→ **Task brief**
List all lines of the data that include the string "puede".

Dataset items:
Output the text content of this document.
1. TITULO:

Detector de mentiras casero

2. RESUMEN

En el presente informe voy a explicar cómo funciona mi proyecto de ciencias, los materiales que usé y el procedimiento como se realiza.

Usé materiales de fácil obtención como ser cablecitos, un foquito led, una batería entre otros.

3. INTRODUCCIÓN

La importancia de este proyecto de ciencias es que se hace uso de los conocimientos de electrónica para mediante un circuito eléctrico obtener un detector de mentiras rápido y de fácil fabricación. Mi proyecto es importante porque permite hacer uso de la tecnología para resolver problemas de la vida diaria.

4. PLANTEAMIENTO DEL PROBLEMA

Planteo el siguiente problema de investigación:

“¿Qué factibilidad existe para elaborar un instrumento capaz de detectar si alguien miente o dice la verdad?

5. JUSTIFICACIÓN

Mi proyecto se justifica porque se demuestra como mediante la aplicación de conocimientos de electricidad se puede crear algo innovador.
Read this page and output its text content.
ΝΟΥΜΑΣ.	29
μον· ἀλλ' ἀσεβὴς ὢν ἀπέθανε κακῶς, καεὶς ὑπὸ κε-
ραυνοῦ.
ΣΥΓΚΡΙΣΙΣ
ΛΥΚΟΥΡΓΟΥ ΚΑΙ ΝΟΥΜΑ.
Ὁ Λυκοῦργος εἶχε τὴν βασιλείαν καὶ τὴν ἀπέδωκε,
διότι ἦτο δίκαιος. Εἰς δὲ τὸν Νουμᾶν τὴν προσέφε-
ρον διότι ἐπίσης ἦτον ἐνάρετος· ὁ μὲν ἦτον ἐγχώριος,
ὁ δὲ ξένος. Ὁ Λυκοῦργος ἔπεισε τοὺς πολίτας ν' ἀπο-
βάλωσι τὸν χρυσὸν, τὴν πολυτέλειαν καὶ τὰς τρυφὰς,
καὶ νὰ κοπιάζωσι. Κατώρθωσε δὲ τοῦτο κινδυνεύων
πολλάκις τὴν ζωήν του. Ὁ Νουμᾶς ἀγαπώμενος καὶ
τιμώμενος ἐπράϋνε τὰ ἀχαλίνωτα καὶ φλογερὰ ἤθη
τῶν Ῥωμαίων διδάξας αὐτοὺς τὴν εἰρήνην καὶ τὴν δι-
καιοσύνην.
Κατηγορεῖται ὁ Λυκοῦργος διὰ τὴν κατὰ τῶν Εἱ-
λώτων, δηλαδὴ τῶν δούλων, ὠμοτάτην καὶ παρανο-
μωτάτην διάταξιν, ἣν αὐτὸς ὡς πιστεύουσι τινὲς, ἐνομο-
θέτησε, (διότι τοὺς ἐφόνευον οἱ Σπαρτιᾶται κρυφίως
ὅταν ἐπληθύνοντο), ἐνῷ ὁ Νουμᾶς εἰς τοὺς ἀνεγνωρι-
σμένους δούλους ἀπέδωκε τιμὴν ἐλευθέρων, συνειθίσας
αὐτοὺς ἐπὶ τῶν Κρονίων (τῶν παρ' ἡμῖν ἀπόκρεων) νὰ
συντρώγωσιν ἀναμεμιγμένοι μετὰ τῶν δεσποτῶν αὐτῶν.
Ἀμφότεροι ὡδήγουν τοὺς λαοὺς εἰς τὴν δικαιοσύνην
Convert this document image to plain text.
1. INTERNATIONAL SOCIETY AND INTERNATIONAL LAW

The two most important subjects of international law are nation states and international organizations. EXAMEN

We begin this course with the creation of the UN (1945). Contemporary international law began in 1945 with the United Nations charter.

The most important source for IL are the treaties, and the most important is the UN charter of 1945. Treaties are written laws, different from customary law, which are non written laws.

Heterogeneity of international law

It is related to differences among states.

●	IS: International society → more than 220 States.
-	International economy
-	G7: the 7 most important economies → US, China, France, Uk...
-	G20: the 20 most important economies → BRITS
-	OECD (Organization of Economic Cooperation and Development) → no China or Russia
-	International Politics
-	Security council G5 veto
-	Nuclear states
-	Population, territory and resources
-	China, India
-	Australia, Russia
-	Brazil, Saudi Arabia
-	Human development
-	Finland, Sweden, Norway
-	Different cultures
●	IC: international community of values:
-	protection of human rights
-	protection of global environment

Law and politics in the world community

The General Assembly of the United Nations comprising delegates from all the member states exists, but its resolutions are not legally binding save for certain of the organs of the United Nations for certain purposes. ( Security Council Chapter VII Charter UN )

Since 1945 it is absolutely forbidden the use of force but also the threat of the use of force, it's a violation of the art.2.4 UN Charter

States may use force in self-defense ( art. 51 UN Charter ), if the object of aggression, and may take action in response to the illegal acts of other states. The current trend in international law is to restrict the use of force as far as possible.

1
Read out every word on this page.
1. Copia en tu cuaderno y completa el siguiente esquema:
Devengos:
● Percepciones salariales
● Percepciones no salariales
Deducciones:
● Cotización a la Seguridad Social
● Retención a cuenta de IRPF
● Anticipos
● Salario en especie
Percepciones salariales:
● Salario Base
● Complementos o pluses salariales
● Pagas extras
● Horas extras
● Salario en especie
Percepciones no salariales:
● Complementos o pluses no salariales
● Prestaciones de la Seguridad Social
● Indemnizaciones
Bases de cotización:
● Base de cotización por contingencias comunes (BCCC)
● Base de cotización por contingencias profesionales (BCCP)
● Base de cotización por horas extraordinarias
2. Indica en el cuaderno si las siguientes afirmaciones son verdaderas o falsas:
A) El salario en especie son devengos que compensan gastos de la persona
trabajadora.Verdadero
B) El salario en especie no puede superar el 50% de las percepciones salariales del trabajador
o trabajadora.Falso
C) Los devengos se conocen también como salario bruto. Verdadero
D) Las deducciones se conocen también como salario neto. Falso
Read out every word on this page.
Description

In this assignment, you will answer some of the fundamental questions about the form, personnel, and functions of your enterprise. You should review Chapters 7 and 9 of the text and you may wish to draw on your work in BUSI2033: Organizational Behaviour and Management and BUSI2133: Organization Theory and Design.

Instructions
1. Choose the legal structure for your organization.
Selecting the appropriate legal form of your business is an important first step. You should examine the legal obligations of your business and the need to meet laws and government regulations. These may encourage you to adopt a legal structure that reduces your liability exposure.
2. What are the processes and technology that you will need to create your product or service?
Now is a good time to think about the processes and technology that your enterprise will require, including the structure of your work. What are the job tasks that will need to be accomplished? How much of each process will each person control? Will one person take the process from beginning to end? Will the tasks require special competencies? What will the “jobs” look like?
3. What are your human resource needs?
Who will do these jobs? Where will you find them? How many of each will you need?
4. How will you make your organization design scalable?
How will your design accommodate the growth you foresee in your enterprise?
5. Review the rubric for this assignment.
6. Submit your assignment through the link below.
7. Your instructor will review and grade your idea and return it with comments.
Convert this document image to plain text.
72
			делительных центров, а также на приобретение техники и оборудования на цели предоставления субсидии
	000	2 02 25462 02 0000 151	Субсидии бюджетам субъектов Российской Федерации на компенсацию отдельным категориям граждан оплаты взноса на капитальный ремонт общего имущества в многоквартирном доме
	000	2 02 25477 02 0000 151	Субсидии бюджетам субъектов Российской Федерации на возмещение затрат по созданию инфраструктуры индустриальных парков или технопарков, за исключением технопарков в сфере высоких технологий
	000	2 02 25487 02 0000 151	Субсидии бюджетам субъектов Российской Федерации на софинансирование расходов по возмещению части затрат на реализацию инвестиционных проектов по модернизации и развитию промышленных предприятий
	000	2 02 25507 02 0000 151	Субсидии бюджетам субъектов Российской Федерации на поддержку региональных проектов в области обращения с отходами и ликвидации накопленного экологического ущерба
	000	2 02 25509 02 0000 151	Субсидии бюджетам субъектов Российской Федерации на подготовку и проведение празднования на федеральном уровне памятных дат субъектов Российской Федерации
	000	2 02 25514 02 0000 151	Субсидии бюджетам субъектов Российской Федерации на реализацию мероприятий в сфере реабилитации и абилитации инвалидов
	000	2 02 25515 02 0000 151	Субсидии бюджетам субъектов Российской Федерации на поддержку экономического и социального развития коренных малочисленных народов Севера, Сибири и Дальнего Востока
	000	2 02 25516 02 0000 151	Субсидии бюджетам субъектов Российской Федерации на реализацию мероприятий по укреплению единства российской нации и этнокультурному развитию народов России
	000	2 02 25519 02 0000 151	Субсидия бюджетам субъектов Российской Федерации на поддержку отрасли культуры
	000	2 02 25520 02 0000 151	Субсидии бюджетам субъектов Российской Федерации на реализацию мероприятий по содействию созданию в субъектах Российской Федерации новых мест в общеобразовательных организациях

→ **Finished answer**
Mi proyecto se justifica porque se demuestra como mediante la aplicación de conocimientos de electricidad se puede crear algo innovador.
B) El salario en especie no puede superar el 50% de las percepciones salariales del trabajador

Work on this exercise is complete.